--- start of Information given ---
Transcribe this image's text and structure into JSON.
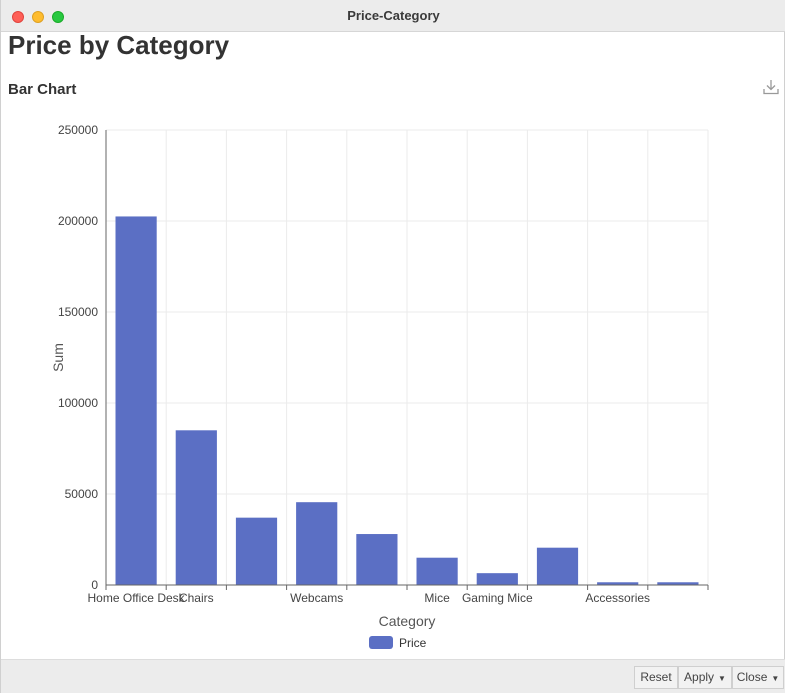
{
  "window": {
    "title": "Price-Category"
  },
  "page": {
    "title": "Price by Category",
    "section_title": "Bar Chart"
  },
  "icons": {
    "download": "download-icon"
  },
  "colors": {
    "bar": "#5b6fc4",
    "grid": "#ebebeb",
    "axis": "#666666"
  },
  "chart_data": {
    "type": "bar",
    "title": "",
    "xlabel": "Category",
    "ylabel": "Sum",
    "ylim": [
      0,
      250000
    ],
    "yticks": [
      0,
      50000,
      100000,
      150000,
      200000,
      250000
    ],
    "categories": [
      "Home Office Desk",
      "Chairs",
      "",
      "Webcams",
      "",
      "Mice",
      "Gaming Mice",
      "",
      "Accessories",
      ""
    ],
    "series": [
      {
        "name": "Price",
        "values": [
          202500,
          85000,
          37000,
          45500,
          28000,
          15000,
          6500,
          20500,
          1500,
          1500
        ]
      }
    ],
    "legend": "bottom-center",
    "grid": true
  },
  "footer": {
    "reset_label": "Reset",
    "apply_label": "Apply",
    "close_label": "Close"
  }
}
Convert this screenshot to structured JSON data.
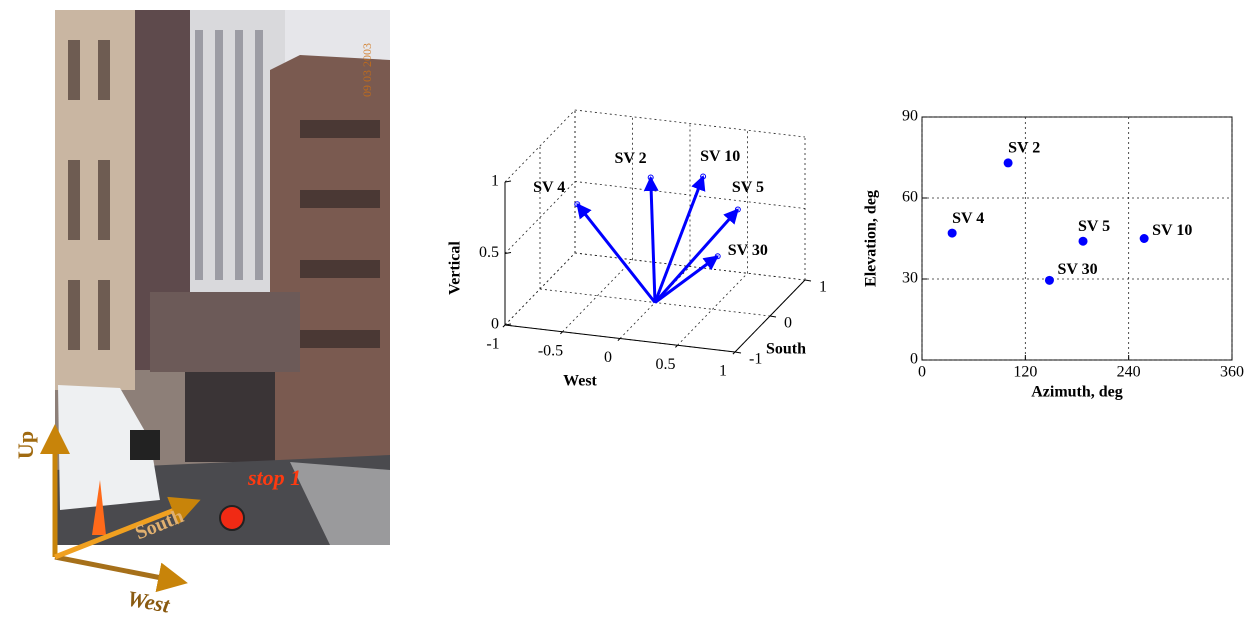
{
  "photo": {
    "date_stamp": "09 03 2003",
    "stop_label": "stop 1",
    "axis_labels": {
      "up": "Up",
      "south": "South",
      "west": "West"
    }
  },
  "chart_data": [
    {
      "type": "quiver3d",
      "xlabel": "West",
      "ylabel": "South",
      "zlabel": "Vertical",
      "xlim": [
        -1,
        1
      ],
      "xticks": [
        -1,
        -0.5,
        0,
        0.5,
        1
      ],
      "ylim": [
        -1,
        1
      ],
      "yticks": [
        -1,
        0,
        1
      ],
      "zlim": [
        0,
        1
      ],
      "zticks": [
        0,
        0.5,
        1
      ],
      "grid": true,
      "color": "#0000ff",
      "labels": [
        "SV 2",
        "SV 4",
        "SV 5",
        "SV 10",
        "SV 30"
      ],
      "x": [
        0.06,
        -0.56,
        0.69,
        0.19,
        0.67
      ],
      "y": [
        -0.32,
        -0.38,
        0.1,
        0.75,
        -0.41
      ],
      "z": [
        0.96,
        0.73,
        0.69,
        0.71,
        0.49
      ]
    },
    {
      "type": "scatter",
      "xlabel": "Azimuth, deg",
      "ylabel": "Elevation, deg",
      "xlim": [
        0,
        360
      ],
      "xticks": [
        0,
        120,
        240,
        360
      ],
      "ylim": [
        0,
        90
      ],
      "yticks": [
        0,
        30,
        60,
        90
      ],
      "grid": true,
      "color": "#0000ff",
      "labels": [
        "SV 2",
        "SV 4",
        "SV 5",
        "SV 10",
        "SV 30"
      ],
      "x": [
        100,
        35,
        187,
        258,
        148
      ],
      "y": [
        73,
        47,
        44,
        45,
        29.5
      ]
    }
  ]
}
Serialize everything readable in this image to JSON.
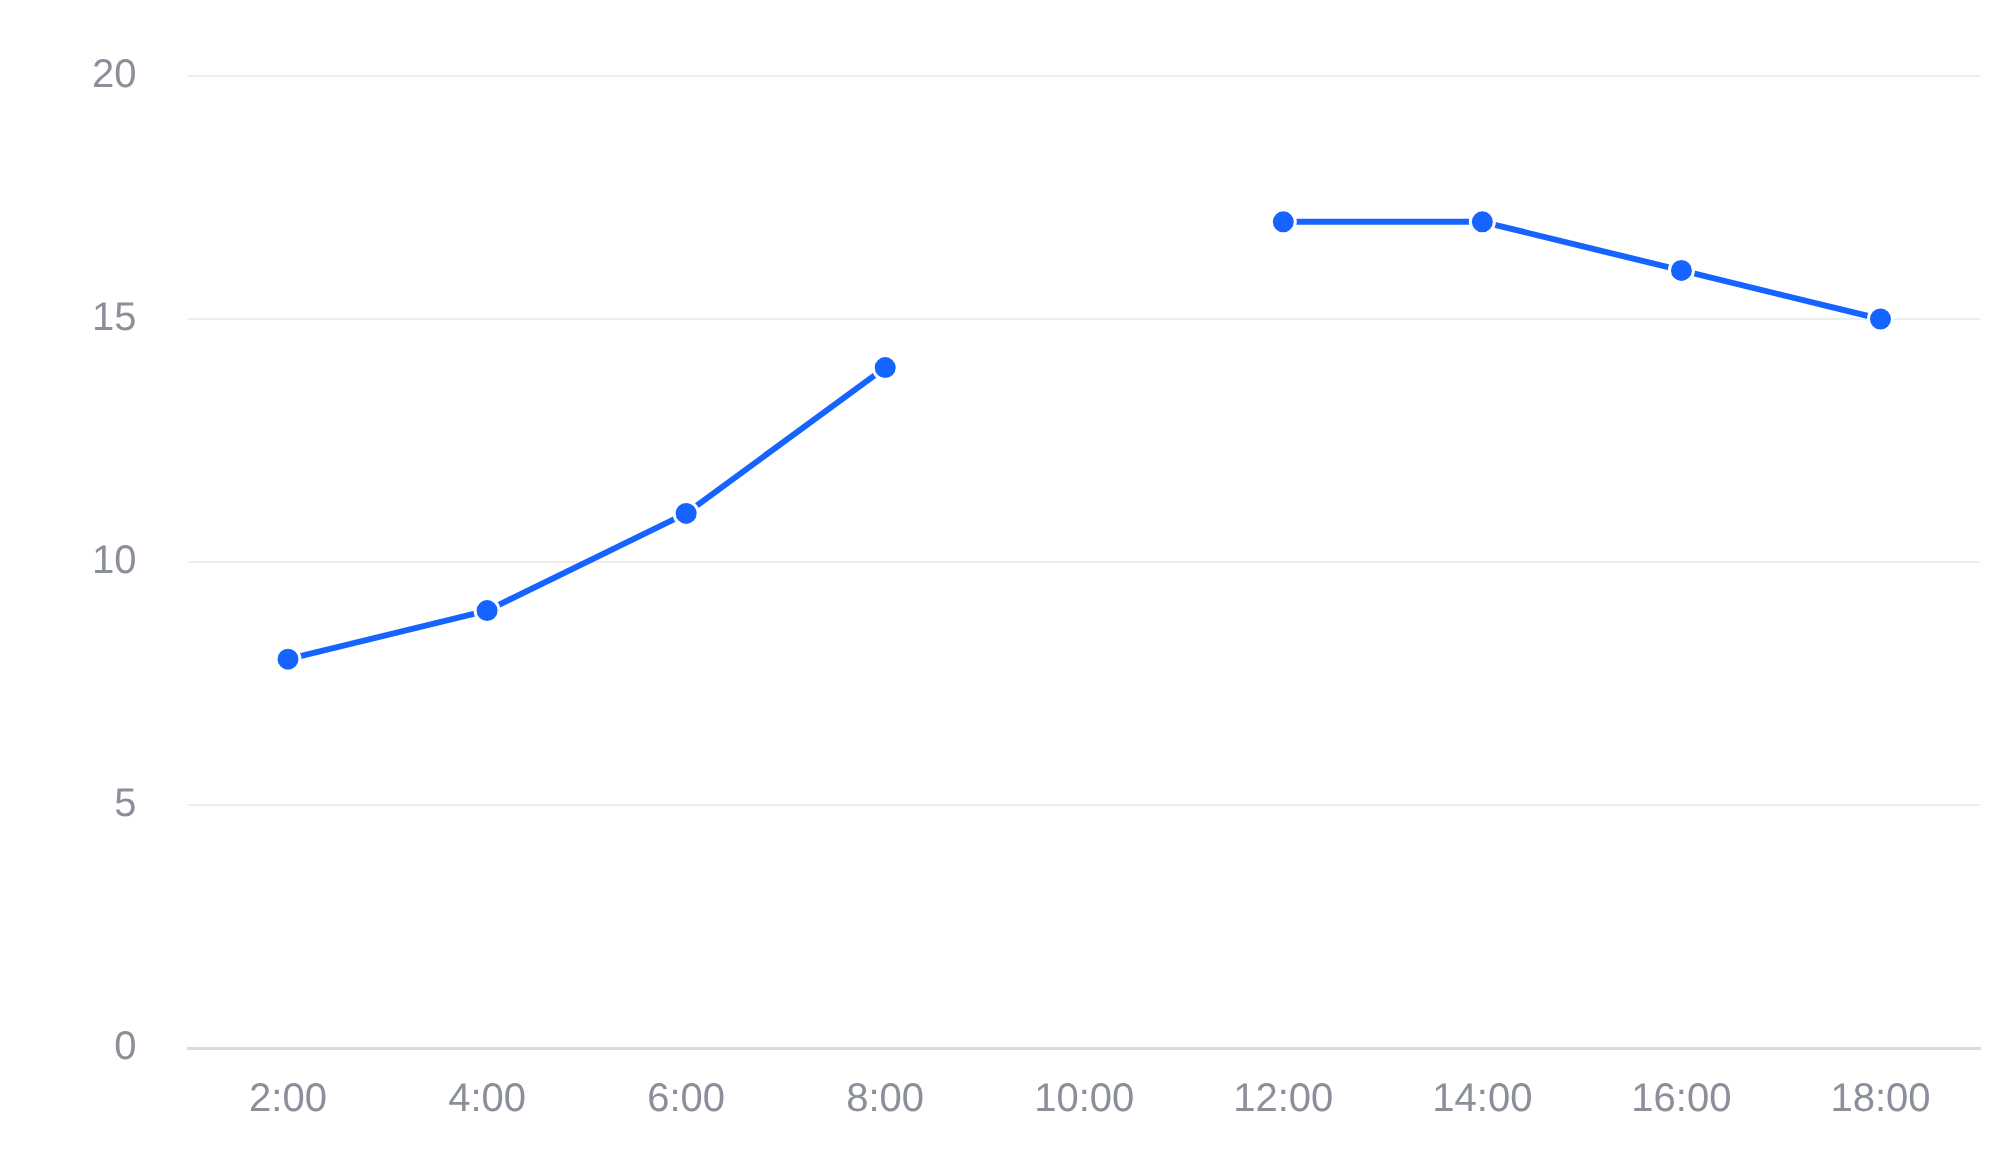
{
  "chart_data": {
    "type": "line",
    "categories": [
      "2:00",
      "4:00",
      "6:00",
      "8:00",
      "10:00",
      "12:00",
      "14:00",
      "16:00",
      "18:00"
    ],
    "series": [
      {
        "color": "#1664ff",
        "values": [
          8,
          9,
          11,
          14,
          null,
          17,
          17,
          16,
          15
        ]
      }
    ],
    "ylim": [
      0,
      20
    ],
    "yticks": [
      0,
      5,
      10,
      15,
      20
    ],
    "grid": "y",
    "legend": false,
    "marker": "circle",
    "line_style": "solid"
  }
}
--- end of Information given ---
Instructions to follow:
Retype the records above exactly, starting at the line that contains "Serialize everything readable" and going through the last line, and leave out any pictures.

Solution for this task:
Serialize everything readable in this image to JSON.
{
  "chart_data": {
    "type": "line",
    "categories": [
      "2:00",
      "4:00",
      "6:00",
      "8:00",
      "10:00",
      "12:00",
      "14:00",
      "16:00",
      "18:00"
    ],
    "series": [
      {
        "color": "#1664ff",
        "values": [
          8,
          9,
          11,
          14,
          null,
          17,
          17,
          16,
          15
        ]
      }
    ],
    "ylim": [
      0,
      20
    ],
    "yticks": [
      0,
      5,
      10,
      15,
      20
    ],
    "grid": "y",
    "legend": false,
    "marker": "circle",
    "line_style": "solid"
  }
}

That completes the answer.